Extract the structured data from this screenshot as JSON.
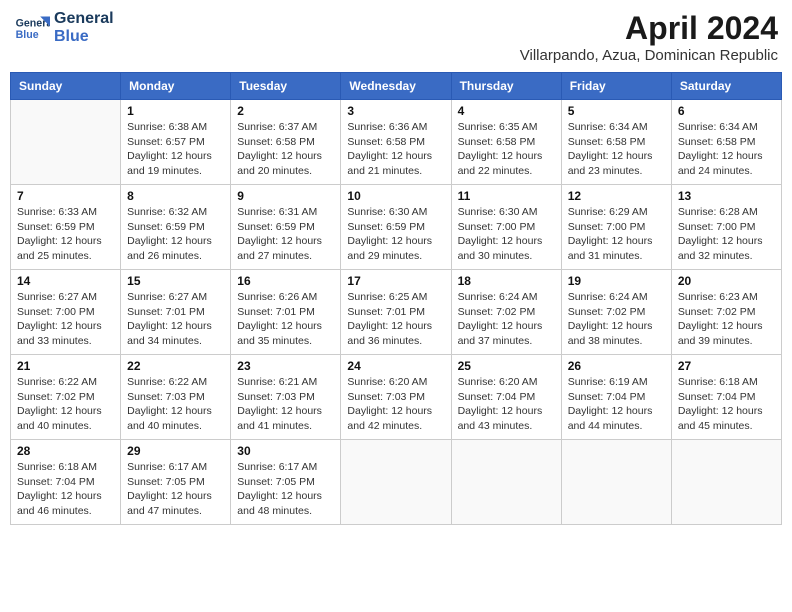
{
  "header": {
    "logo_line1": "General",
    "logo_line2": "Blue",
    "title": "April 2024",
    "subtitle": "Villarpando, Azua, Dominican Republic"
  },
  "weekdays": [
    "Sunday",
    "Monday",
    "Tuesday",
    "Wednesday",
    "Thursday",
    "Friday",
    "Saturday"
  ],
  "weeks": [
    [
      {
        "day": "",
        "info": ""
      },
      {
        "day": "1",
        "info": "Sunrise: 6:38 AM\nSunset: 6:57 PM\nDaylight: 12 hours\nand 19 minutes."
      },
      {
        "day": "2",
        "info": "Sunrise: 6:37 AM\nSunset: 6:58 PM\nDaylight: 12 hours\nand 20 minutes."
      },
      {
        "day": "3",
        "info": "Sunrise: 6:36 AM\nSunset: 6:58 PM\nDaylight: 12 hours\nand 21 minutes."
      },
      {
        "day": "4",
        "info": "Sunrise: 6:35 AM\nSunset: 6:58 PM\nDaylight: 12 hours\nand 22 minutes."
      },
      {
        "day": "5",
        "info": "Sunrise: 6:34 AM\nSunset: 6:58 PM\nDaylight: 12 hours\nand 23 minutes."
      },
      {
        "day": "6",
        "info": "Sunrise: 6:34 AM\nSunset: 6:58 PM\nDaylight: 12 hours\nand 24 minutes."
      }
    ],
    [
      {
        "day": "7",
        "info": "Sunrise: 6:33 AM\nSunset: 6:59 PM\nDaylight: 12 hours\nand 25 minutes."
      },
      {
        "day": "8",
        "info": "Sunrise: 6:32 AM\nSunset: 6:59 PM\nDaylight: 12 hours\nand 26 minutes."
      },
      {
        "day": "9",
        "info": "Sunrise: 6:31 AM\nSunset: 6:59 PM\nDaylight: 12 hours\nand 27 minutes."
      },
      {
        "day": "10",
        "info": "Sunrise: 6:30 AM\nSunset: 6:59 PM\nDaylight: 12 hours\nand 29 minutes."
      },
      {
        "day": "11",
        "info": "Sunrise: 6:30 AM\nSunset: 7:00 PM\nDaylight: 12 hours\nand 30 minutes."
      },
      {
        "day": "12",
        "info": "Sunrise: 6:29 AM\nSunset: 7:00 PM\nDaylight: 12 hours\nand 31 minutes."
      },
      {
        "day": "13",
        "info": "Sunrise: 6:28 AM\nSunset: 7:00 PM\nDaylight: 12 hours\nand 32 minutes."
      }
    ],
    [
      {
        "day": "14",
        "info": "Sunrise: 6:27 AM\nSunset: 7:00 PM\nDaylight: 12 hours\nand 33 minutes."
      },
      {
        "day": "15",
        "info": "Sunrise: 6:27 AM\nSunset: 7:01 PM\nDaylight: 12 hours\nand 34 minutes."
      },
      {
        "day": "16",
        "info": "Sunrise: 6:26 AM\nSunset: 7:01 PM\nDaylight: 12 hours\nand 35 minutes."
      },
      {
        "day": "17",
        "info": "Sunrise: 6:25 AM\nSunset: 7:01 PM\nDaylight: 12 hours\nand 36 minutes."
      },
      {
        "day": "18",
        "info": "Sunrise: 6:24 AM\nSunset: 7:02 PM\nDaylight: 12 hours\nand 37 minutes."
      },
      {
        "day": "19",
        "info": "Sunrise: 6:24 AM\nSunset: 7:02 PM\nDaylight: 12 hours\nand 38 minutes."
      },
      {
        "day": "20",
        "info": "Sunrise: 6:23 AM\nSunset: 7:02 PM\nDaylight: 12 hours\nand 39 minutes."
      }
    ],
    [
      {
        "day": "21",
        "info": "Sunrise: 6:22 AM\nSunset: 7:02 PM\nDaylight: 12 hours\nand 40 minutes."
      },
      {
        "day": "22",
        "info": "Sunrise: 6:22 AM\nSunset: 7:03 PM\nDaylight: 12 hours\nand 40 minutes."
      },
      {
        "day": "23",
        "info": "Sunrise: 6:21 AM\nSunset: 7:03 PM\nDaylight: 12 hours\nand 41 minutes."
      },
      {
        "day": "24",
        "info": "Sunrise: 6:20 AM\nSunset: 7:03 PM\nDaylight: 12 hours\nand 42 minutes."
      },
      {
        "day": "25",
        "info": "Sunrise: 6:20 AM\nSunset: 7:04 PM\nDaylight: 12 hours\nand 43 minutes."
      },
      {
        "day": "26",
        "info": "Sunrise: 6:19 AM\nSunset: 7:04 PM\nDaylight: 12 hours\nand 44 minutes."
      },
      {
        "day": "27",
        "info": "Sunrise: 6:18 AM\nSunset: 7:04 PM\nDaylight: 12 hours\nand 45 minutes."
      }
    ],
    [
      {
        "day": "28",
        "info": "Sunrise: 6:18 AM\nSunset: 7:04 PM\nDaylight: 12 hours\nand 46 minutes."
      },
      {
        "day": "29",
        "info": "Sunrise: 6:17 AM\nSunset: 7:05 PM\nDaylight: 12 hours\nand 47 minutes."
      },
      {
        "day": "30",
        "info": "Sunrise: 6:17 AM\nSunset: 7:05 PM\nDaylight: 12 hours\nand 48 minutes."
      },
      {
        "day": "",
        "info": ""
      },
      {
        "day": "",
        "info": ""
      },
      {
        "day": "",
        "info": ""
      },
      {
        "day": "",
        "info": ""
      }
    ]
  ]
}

▬▬▬

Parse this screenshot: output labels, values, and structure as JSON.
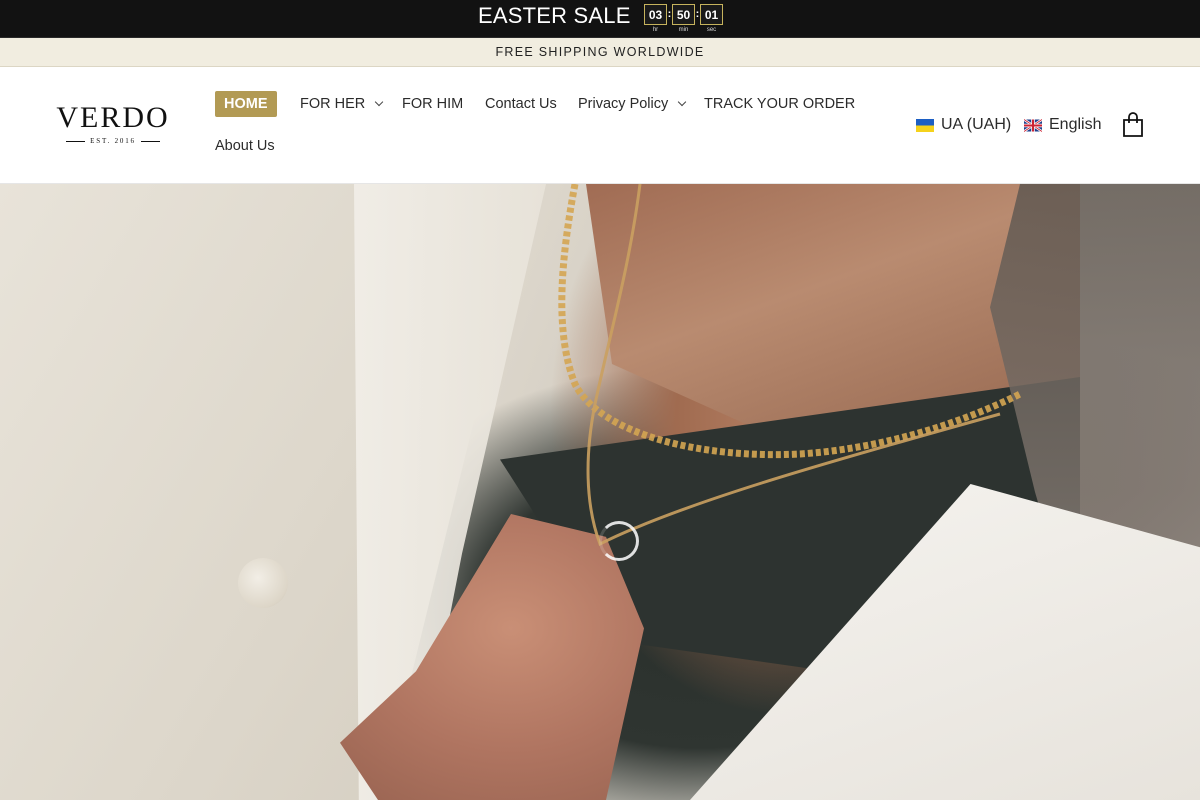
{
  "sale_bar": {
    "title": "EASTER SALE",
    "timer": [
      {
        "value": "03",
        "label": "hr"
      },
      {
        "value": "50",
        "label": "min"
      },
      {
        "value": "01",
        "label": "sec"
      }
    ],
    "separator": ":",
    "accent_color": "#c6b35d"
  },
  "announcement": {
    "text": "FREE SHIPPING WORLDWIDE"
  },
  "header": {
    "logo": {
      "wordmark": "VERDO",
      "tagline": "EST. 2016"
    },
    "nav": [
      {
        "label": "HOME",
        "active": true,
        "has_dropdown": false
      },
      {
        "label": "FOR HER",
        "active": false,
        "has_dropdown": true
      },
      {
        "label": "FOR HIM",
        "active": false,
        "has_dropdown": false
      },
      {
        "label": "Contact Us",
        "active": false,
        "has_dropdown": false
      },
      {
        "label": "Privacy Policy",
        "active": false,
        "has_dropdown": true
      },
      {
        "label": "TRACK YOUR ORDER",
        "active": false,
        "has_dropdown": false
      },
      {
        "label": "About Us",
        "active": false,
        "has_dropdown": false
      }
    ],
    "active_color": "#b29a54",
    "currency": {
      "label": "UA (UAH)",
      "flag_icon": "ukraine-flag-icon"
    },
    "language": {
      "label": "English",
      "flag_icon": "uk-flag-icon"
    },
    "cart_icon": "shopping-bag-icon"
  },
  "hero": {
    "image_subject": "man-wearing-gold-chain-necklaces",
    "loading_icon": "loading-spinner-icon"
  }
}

▬▬▬

In the material above, find each line that contains the word "JSON", and select it.

Extract the structured data from this screenshot as JSON.
Parse this screenshot: output labels, values, and structure as JSON.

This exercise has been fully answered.